TO DO: Set each entry down verbatim, omitting images.

-- PROVIDED RECORDS start --

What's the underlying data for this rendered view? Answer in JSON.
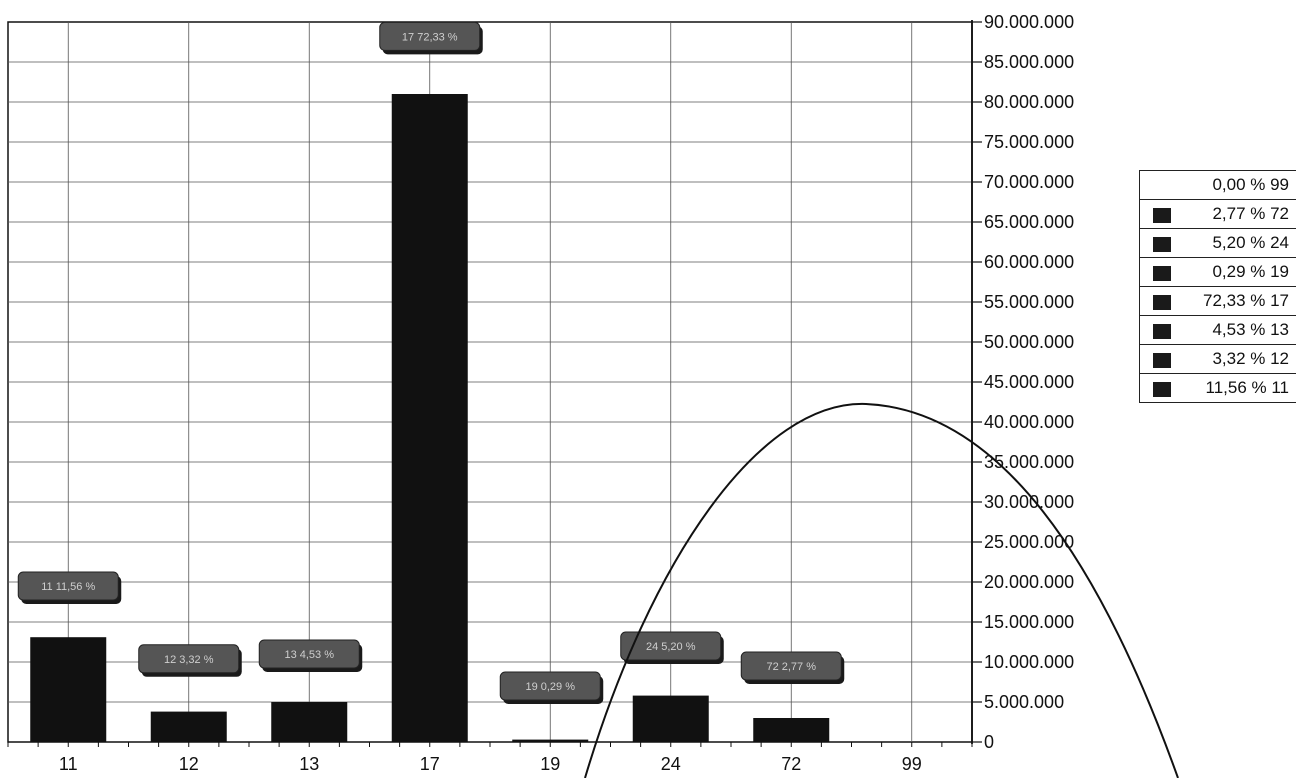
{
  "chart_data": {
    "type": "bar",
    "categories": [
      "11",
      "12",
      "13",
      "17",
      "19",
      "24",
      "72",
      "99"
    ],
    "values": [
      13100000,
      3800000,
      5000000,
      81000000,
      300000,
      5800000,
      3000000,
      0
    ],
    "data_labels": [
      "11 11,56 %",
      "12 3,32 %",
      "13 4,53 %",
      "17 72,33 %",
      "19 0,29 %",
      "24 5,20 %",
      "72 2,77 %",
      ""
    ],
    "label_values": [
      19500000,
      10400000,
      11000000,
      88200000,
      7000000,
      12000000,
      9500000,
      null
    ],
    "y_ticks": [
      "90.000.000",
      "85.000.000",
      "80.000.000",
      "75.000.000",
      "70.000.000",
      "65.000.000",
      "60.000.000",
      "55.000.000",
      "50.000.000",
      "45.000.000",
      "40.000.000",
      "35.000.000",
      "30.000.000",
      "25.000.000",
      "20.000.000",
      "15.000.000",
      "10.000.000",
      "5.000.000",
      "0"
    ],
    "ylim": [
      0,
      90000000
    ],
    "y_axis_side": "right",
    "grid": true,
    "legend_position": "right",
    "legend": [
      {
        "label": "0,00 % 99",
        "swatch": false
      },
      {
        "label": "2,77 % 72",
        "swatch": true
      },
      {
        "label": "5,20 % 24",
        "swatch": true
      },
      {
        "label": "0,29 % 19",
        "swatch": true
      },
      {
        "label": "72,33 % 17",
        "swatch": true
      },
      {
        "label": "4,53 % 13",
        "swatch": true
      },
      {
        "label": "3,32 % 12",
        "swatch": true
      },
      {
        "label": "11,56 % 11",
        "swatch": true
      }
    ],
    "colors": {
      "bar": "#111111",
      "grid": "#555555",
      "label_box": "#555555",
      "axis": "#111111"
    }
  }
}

-- PROVIDED RECORDS end --

RESPONSE TO THIS TASK:
What's the underlying data for this rendered view? Answer in JSON.
{
  "chart_data": {
    "type": "bar",
    "categories": [
      "11",
      "12",
      "13",
      "17",
      "19",
      "24",
      "72",
      "99"
    ],
    "values": [
      13100000,
      3800000,
      5000000,
      81000000,
      300000,
      5800000,
      3000000,
      0
    ],
    "data_labels": [
      "11 11,56 %",
      "12 3,32 %",
      "13 4,53 %",
      "17 72,33 %",
      "19 0,29 %",
      "24 5,20 %",
      "72 2,77 %",
      ""
    ],
    "label_values": [
      19500000,
      10400000,
      11000000,
      88200000,
      7000000,
      12000000,
      9500000,
      null
    ],
    "y_ticks": [
      "90.000.000",
      "85.000.000",
      "80.000.000",
      "75.000.000",
      "70.000.000",
      "65.000.000",
      "60.000.000",
      "55.000.000",
      "50.000.000",
      "45.000.000",
      "40.000.000",
      "35.000.000",
      "30.000.000",
      "25.000.000",
      "20.000.000",
      "15.000.000",
      "10.000.000",
      "5.000.000",
      "0"
    ],
    "ylim": [
      0,
      90000000
    ],
    "y_axis_side": "right",
    "grid": true,
    "legend_position": "right",
    "legend": [
      {
        "label": "0,00 % 99",
        "swatch": false
      },
      {
        "label": "2,77 % 72",
        "swatch": true
      },
      {
        "label": "5,20 % 24",
        "swatch": true
      },
      {
        "label": "0,29 % 19",
        "swatch": true
      },
      {
        "label": "72,33 % 17",
        "swatch": true
      },
      {
        "label": "4,53 % 13",
        "swatch": true
      },
      {
        "label": "3,32 % 12",
        "swatch": true
      },
      {
        "label": "11,56 % 11",
        "swatch": true
      }
    ],
    "colors": {
      "bar": "#111111",
      "grid": "#555555",
      "label_box": "#555555",
      "axis": "#111111"
    }
  }
}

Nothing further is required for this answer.